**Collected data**
■ ■ ■ ■ ■

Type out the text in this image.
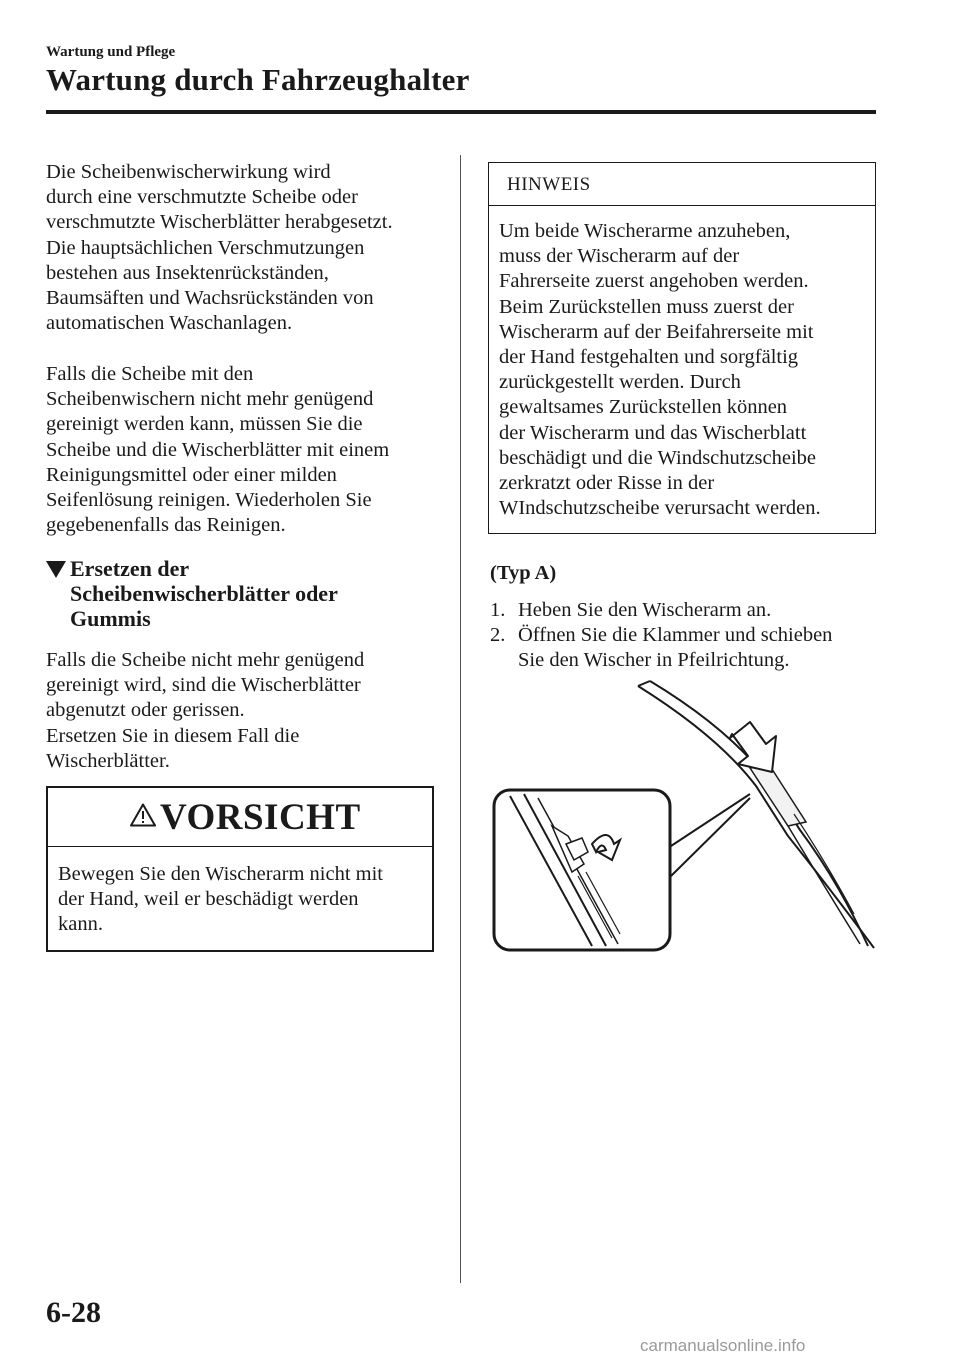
Wartung und Pflege
Wartung durch Fahrzeughalter
Die Scheibenwischerwirkung wird
durch eine verschmutzte Scheibe oder
verschmutzte Wischerblätter herabgesetzt.
Die hauptsächlichen Verschmutzungen
bestehen aus Insektenrückständen,
Baumsäften und Wachsrückständen von
automatischen Waschanlagen.
Falls die Scheibe mit den
Scheibenwischern nicht mehr genügend
gereinigt werden kann, müssen Sie die
Scheibe und die Wischerblätter mit einem
Reinigungsmittel oder einer milden
Seifenlösung reinigen. Wiederholen Sie
gegebenenfalls das Reinigen.
Ersetzen der
Scheibenwischerblätter oder
Gummis
Falls die Scheibe nicht mehr genügend
gereinigt wird, sind die Wischerblätter
abgenutzt oder gerissen.
Ersetzen Sie in diesem Fall die
Wischerblätter.
VORSICHT
Bewegen Sie den Wischerarm nicht mit
der Hand, weil er beschädigt werden
kann.
HINWEIS
Um beide Wischerarme anzuheben,
muss der Wischerarm auf der
Fahrerseite zuerst angehoben werden.
Beim Zurückstellen muss zuerst der
Wischerarm auf der Beifahrerseite mit
der Hand festgehalten und sorgfältig
zurückgestellt werden. Durch
gewaltsames Zurückstellen können
der Wischerarm und das Wischerblatt
beschädigt und die Windschutzscheibe
zerkratzt oder Risse in der
WIndschutzscheibe verursacht werden.
(Typ A)
1. Heben Sie den Wischerarm an.
2. Öffnen Sie die Klammer und schieben
Sie den Wischer in Pfeilrichtung.
6-28
carmanualsonline.info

■ ■ ■ ■ ■

**YOUR INSTRUCTIONS**
Print all entries exactly. The images do not belong in the copy.

**OUTPUT FOR THIS EXERCISE**
Type out the text in this image.
Wartung und Pflege
Wartung durch Fahrzeughalter
Die Scheibenwischerwirkung wird
durch eine verschmutzte Scheibe oder
verschmutzte Wischerblätter herabgesetzt.
Die hauptsächlichen Verschmutzungen
bestehen aus Insektenrückständen,
Baumsäften und Wachsrückständen von
automatischen Waschanlagen.
Falls die Scheibe mit den
Scheibenwischern nicht mehr genügend
gereinigt werden kann, müssen Sie die
Scheibe und die Wischerblätter mit einem
Reinigungsmittel oder einer milden
Seifenlösung reinigen. Wiederholen Sie
gegebenenfalls das Reinigen.
Ersetzen der
Scheibenwischerblätter oder
Gummis
Falls die Scheibe nicht mehr genügend
gereinigt wird, sind die Wischerblätter
abgenutzt oder gerissen.
Ersetzen Sie in diesem Fall die
Wischerblätter.
VORSICHT
Bewegen Sie den Wischerarm nicht mit
der Hand, weil er beschädigt werden
kann.
HINWEIS
Um beide Wischerarme anzuheben,
muss der Wischerarm auf der
Fahrerseite zuerst angehoben werden.
Beim Zurückstellen muss zuerst der
Wischerarm auf der Beifahrerseite mit
der Hand festgehalten und sorgfältig
zurückgestellt werden. Durch
gewaltsames Zurückstellen können
der Wischerarm und das Wischerblatt
beschädigt und die Windschutzscheibe
zerkratzt oder Risse in der
WIndschutzscheibe verursacht werden.
(Typ A)
1. Heben Sie den Wischerarm an.
2. Öffnen Sie die Klammer und schieben
Sie den Wischer in Pfeilrichtung.
6-28
carmanualsonline.info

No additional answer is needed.